____ Data for this exercise

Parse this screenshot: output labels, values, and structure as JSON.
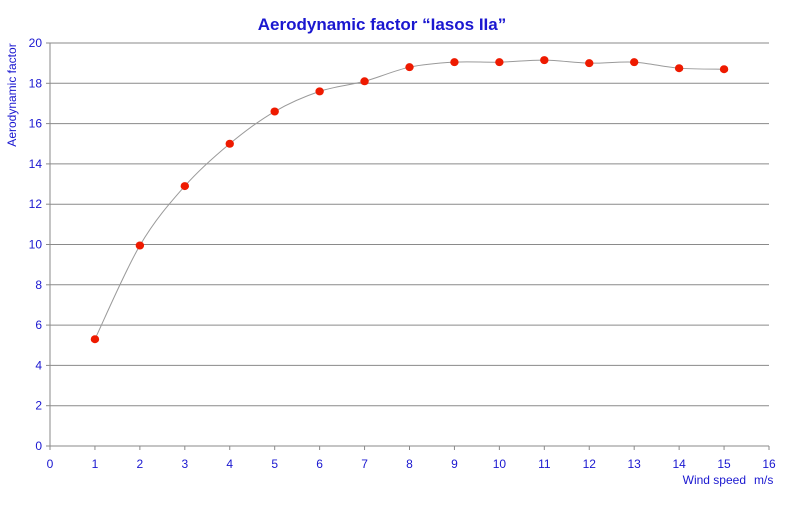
{
  "chart_data": {
    "type": "scatter",
    "title": "Aerodynamic factor “Iasos IIa”",
    "xlabel": "Wind speed",
    "xunit": "m/s",
    "ylabel": "Aerodynamic factor",
    "xlim": [
      0,
      16
    ],
    "ylim": [
      0,
      20
    ],
    "x_ticks": [
      "0",
      "1",
      "2",
      "3",
      "4",
      "5",
      "6",
      "7",
      "8",
      "9",
      "10",
      "11",
      "12",
      "13",
      "14",
      "15",
      "16"
    ],
    "y_ticks": [
      "0",
      "2",
      "4",
      "6",
      "8",
      "10",
      "12",
      "14",
      "16",
      "18",
      "20"
    ],
    "grid": "horizontal",
    "smooth_line": true,
    "x": [
      1,
      2,
      3,
      4,
      5,
      6,
      7,
      8,
      9,
      10,
      11,
      12,
      13,
      14,
      15
    ],
    "values": [
      5.3,
      9.95,
      12.9,
      15.0,
      16.6,
      17.6,
      18.1,
      18.8,
      19.05,
      19.05,
      19.15,
      19.0,
      19.05,
      18.75,
      18.7
    ],
    "colors": {
      "text": "#1a17d0",
      "grid": "#8a8a8a",
      "axis": "#8a8a8a",
      "marker": "#ee1a00",
      "line": "#9a9a9a"
    }
  }
}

________

Exactly as written, return every line of the listing, but not the pictures.

Parse this screenshot: output labels, values, and structure as JSON.
{
  "chart_data": {
    "type": "scatter",
    "title": "Aerodynamic factor “Iasos IIa”",
    "xlabel": "Wind speed",
    "xunit": "m/s",
    "ylabel": "Aerodynamic factor",
    "xlim": [
      0,
      16
    ],
    "ylim": [
      0,
      20
    ],
    "x_ticks": [
      "0",
      "1",
      "2",
      "3",
      "4",
      "5",
      "6",
      "7",
      "8",
      "9",
      "10",
      "11",
      "12",
      "13",
      "14",
      "15",
      "16"
    ],
    "y_ticks": [
      "0",
      "2",
      "4",
      "6",
      "8",
      "10",
      "12",
      "14",
      "16",
      "18",
      "20"
    ],
    "grid": "horizontal",
    "smooth_line": true,
    "x": [
      1,
      2,
      3,
      4,
      5,
      6,
      7,
      8,
      9,
      10,
      11,
      12,
      13,
      14,
      15
    ],
    "values": [
      5.3,
      9.95,
      12.9,
      15.0,
      16.6,
      17.6,
      18.1,
      18.8,
      19.05,
      19.05,
      19.15,
      19.0,
      19.05,
      18.75,
      18.7
    ],
    "colors": {
      "text": "#1a17d0",
      "grid": "#8a8a8a",
      "axis": "#8a8a8a",
      "marker": "#ee1a00",
      "line": "#9a9a9a"
    }
  }
}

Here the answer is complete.